Restate all of the entries exactly, dropping any pictures they hold.

— BEGIN —

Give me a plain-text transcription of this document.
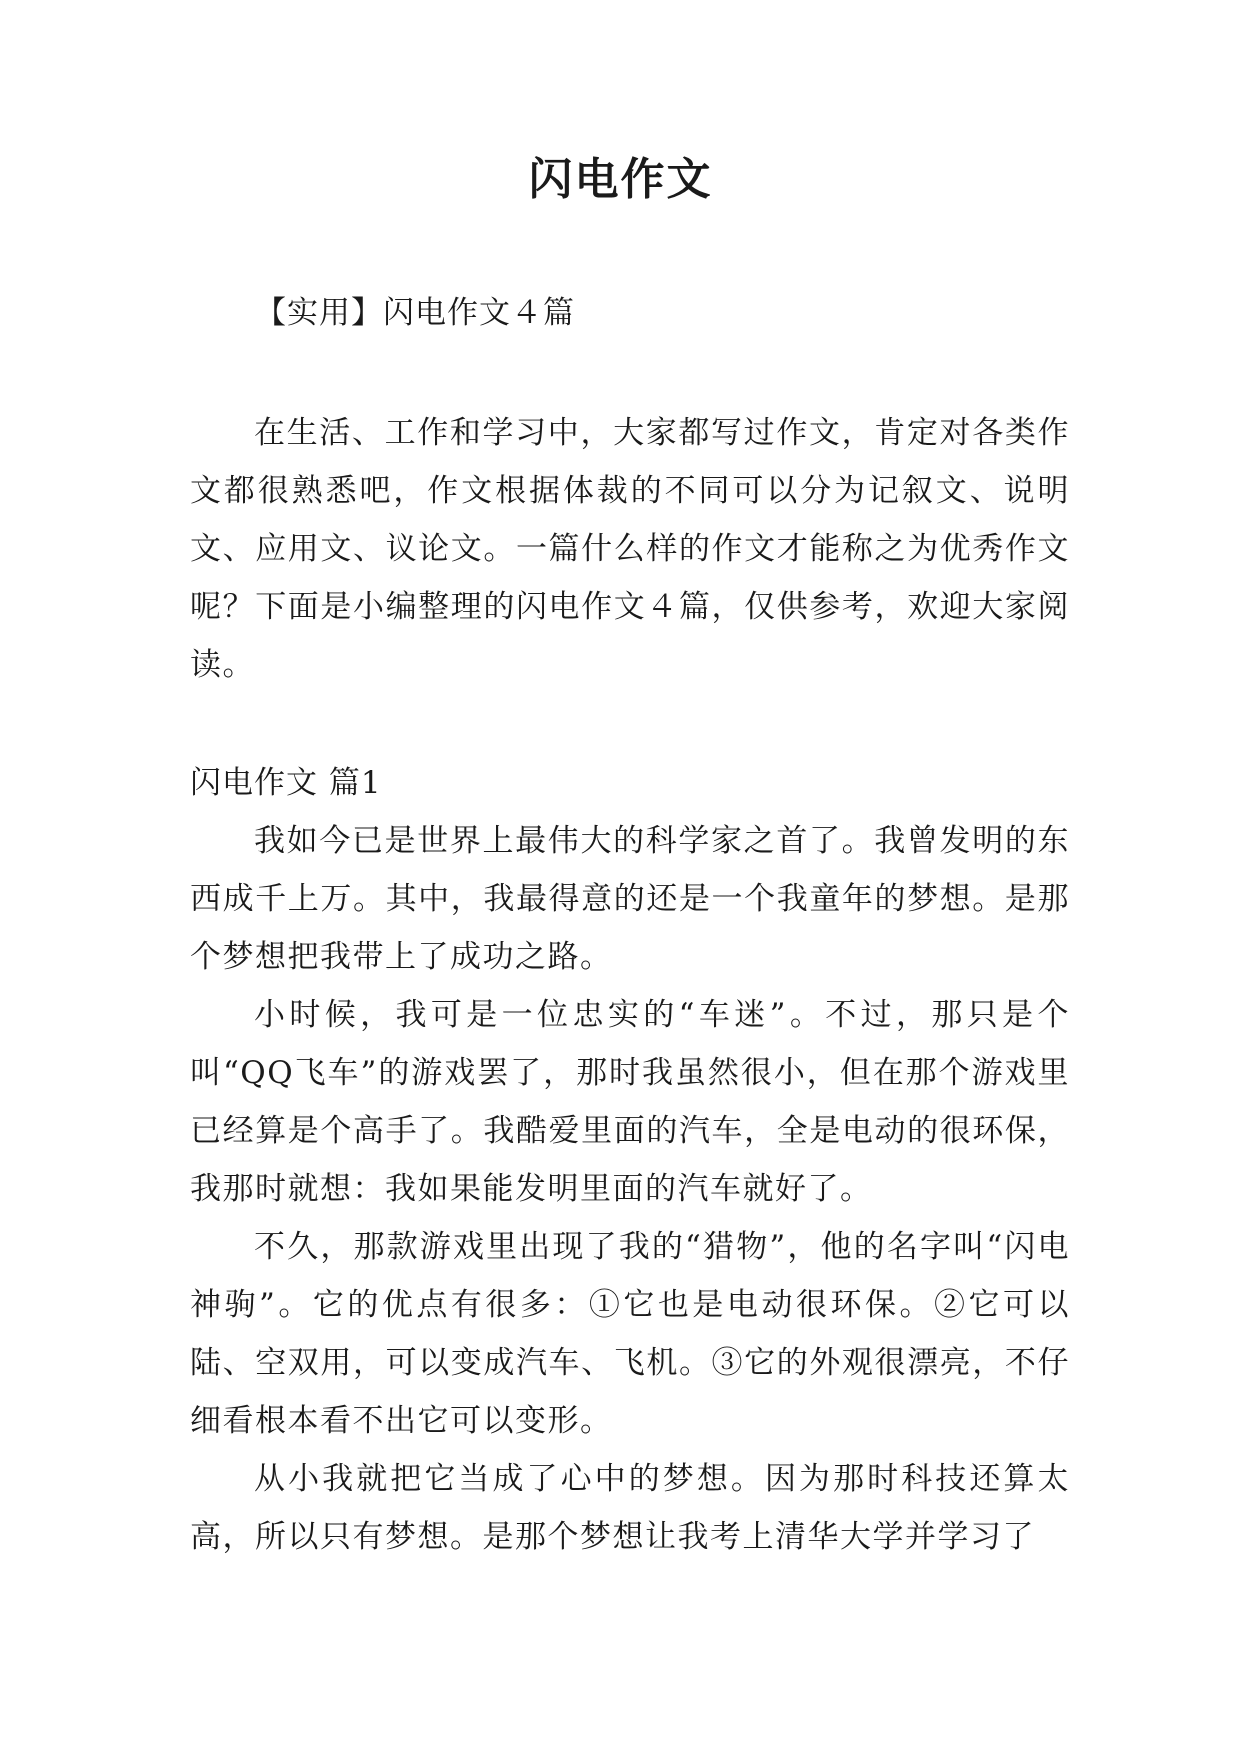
闪电作文

【实用】闪电作文４篇

在生活、工作和学习中，大家都写过作文，肯定对各类作文都很熟悉吧，作文根据体裁的不同可以分为记叙文、说明文、应用文、议论文。一篇什么样的作文才能称之为优秀作文呢？下面是小编整理的闪电作文４篇，仅供参考，欢迎大家阅读。

闪电作文 篇1

我如今已是世界上最伟大的科学家之首了。我曾发明的东西成千上万。其中，我最得意的还是一个我童年的梦想。是那个梦想把我带上了成功之路。

小时候，我可是一位忠实的“车迷”。不过，那只是个叫“QQ飞车”的游戏罢了，那时我虽然很小，但在那个游戏里已经算是个高手了。我酷爱里面的汽车，全是电动的很环保，我那时就想：我如果能发明里面的汽车就好了。

不久，那款游戏里出现了我的“猎物”，他的名字叫“闪电神驹”。它的优点有很多：①它也是电动很环保。②它可以陆、空双用，可以变成汽车、飞机。③它的外观很漂亮，不仔细看根本看不出它可以变形。

从小我就把它当成了心中的梦想。因为那时科技还算太高，所以只有梦想。是那个梦想让我考上清华大学并学习了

— END —

▶ _Written response_:
Give me a plain-text transcription of this document.
闪电作文

【实用】闪电作文４篇

在生活、工作和学习中，大家都写过作文，肯定对各类作文都很熟悉吧，作文根据体裁的不同可以分为记叙文、说明文、应用文、议论文。一篇什么样的作文才能称之为优秀作文呢？下面是小编整理的闪电作文４篇，仅供参考，欢迎大家阅读。

闪电作文 篇1

我如今已是世界上最伟大的科学家之首了。我曾发明的东西成千上万。其中，我最得意的还是一个我童年的梦想。是那个梦想把我带上了成功之路。

小时候，我可是一位忠实的“车迷”。不过，那只是个叫“QQ飞车”的游戏罢了，那时我虽然很小，但在那个游戏里已经算是个高手了。我酷爱里面的汽车，全是电动的很环保，我那时就想：我如果能发明里面的汽车就好了。

不久，那款游戏里出现了我的“猎物”，他的名字叫“闪电神驹”。它的优点有很多：①它也是电动很环保。②它可以陆、空双用，可以变成汽车、飞机。③它的外观很漂亮，不仔细看根本看不出它可以变形。

从小我就把它当成了心中的梦想。因为那时科技还算太高，所以只有梦想。是那个梦想让我考上清华大学并学习了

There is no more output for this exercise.